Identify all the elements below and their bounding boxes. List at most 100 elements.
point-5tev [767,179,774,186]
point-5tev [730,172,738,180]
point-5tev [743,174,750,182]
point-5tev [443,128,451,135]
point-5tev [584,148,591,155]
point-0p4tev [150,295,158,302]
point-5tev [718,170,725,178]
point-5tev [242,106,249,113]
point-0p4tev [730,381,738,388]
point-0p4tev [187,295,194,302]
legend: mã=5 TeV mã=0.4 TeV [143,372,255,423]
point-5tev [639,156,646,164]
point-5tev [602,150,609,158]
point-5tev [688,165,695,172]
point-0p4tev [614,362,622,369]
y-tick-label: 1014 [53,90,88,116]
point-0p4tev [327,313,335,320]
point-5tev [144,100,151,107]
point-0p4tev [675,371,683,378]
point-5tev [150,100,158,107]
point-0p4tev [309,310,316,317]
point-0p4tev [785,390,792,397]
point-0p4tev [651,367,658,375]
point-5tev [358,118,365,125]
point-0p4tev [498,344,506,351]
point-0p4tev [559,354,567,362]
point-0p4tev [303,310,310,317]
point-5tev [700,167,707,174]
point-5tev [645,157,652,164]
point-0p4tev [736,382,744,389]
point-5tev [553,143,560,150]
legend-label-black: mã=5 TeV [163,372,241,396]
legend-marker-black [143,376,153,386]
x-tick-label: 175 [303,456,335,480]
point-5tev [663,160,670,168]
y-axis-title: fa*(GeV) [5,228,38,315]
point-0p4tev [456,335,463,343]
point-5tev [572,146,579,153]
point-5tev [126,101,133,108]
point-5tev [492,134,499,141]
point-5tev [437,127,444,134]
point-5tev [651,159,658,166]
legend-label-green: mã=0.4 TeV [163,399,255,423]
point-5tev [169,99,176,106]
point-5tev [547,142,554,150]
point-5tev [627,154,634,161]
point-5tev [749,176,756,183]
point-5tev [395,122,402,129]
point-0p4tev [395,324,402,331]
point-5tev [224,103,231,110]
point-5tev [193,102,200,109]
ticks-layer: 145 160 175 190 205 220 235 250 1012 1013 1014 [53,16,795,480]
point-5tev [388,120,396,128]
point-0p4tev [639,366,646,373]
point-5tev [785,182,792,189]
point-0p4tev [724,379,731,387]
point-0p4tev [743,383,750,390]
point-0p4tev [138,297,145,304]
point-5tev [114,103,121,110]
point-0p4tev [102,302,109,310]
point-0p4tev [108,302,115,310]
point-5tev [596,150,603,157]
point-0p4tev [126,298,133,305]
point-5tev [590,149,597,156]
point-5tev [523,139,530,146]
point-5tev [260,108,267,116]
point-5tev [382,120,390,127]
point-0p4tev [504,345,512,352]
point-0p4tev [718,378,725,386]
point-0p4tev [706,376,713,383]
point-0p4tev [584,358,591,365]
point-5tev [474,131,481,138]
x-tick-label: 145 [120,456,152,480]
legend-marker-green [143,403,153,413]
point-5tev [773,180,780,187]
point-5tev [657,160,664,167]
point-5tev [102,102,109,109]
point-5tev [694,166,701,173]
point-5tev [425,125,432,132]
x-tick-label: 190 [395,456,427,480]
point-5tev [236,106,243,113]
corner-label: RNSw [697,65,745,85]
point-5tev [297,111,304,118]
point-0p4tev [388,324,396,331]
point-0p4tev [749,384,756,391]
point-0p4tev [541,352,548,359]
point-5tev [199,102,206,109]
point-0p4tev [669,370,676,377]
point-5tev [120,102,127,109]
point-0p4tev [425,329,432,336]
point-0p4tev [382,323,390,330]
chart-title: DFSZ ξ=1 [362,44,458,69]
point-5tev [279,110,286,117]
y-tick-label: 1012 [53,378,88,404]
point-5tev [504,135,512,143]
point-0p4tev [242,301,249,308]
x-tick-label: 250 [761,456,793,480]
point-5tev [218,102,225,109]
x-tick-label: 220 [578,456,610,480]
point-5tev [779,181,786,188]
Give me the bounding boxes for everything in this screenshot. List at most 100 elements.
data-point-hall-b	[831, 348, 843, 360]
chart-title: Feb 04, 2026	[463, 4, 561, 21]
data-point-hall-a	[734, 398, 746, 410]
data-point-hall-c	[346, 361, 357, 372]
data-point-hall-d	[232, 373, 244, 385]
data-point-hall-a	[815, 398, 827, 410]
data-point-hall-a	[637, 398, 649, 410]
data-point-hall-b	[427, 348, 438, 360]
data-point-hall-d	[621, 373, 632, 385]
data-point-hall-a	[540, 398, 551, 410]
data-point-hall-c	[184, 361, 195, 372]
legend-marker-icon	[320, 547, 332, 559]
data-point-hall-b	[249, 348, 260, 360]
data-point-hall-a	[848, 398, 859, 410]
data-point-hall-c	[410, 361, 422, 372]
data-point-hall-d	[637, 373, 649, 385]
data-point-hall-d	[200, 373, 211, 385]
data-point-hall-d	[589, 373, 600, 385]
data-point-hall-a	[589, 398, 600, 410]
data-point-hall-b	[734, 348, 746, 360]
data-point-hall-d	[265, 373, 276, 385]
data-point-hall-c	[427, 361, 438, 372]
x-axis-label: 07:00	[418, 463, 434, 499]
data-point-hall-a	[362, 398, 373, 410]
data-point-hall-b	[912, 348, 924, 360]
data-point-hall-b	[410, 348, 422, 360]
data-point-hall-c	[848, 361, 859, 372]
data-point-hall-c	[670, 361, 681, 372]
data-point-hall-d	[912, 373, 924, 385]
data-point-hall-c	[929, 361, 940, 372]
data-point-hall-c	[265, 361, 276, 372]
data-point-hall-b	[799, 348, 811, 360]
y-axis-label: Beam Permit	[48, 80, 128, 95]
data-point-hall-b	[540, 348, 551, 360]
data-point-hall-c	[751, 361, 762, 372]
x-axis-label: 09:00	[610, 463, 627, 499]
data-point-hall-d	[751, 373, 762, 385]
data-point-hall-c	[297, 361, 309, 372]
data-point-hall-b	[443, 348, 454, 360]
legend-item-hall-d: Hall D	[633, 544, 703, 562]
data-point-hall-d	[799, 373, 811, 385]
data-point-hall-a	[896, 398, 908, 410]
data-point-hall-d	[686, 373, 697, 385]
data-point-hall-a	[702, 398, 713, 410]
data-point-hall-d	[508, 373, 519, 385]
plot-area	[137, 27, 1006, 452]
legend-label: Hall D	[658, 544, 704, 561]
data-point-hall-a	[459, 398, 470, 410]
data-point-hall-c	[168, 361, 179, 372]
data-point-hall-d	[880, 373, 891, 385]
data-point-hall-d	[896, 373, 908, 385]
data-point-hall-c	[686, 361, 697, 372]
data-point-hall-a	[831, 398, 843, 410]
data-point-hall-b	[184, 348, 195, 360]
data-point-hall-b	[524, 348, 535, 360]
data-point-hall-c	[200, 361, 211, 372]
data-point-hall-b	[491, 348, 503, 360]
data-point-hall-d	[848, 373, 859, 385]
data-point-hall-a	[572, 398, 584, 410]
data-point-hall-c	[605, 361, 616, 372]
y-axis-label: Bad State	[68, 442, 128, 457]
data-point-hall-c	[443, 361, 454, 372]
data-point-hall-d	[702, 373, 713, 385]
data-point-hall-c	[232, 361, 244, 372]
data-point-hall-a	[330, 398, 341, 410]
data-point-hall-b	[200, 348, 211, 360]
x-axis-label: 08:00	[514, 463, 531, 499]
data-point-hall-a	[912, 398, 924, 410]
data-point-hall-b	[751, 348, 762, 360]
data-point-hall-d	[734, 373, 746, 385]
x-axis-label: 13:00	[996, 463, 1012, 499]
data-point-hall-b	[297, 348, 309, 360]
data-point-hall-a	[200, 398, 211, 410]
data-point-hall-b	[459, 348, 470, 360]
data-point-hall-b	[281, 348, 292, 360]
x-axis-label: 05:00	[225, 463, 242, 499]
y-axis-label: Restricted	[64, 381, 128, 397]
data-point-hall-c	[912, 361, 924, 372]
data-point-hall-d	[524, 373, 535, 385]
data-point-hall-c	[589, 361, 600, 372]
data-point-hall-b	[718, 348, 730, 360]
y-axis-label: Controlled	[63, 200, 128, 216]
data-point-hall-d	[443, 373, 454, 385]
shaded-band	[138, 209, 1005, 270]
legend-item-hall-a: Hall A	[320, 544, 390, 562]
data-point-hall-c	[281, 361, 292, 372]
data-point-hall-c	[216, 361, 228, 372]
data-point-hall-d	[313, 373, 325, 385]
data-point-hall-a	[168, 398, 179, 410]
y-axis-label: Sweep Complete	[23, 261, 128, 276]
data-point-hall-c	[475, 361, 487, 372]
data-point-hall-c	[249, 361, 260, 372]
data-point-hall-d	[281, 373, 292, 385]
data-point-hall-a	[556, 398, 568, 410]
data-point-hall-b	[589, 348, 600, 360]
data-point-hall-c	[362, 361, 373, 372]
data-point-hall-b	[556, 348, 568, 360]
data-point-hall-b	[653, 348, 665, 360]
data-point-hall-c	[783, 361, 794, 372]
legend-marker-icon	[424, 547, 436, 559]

##############################

Switch "bounding boxes" to "box coordinates" in the part of the records that opens with the very first line and closes with the line containing "point-5tev [645,157,652,164]", both ends included. Give back only those lines, with everything else left unchanged.

**Expected output**.
Identify all the elements below and their box coordinates. List at most 100 elements.
point-5tev [767,179,774,186]
point-5tev [730,172,738,180]
point-5tev [743,174,750,182]
point-5tev [443,128,451,135]
point-5tev [584,148,591,155]
point-0p4tev [150,295,158,302]
point-5tev [718,170,725,178]
point-5tev [242,106,249,113]
point-0p4tev [730,381,738,388]
point-0p4tev [187,295,194,302]
legend: mã=5 TeV mã=0.4 TeV [143,372,255,423]
point-5tev [639,156,646,164]
point-5tev [602,150,609,158]
point-5tev [688,165,695,172]
point-0p4tev [614,362,622,369]
y-tick-label: 1014 [53,90,88,116]
point-0p4tev [327,313,335,320]
point-5tev [144,100,151,107]
point-0p4tev [675,371,683,378]
point-5tev [150,100,158,107]
point-0p4tev [309,310,316,317]
point-0p4tev [785,390,792,397]
point-0p4tev [651,367,658,375]
point-5tev [358,118,365,125]
point-0p4tev [498,344,506,351]
point-0p4tev [559,354,567,362]
point-0p4tev [303,310,310,317]
point-5tev [700,167,707,174]
point-5tev [645,157,652,164]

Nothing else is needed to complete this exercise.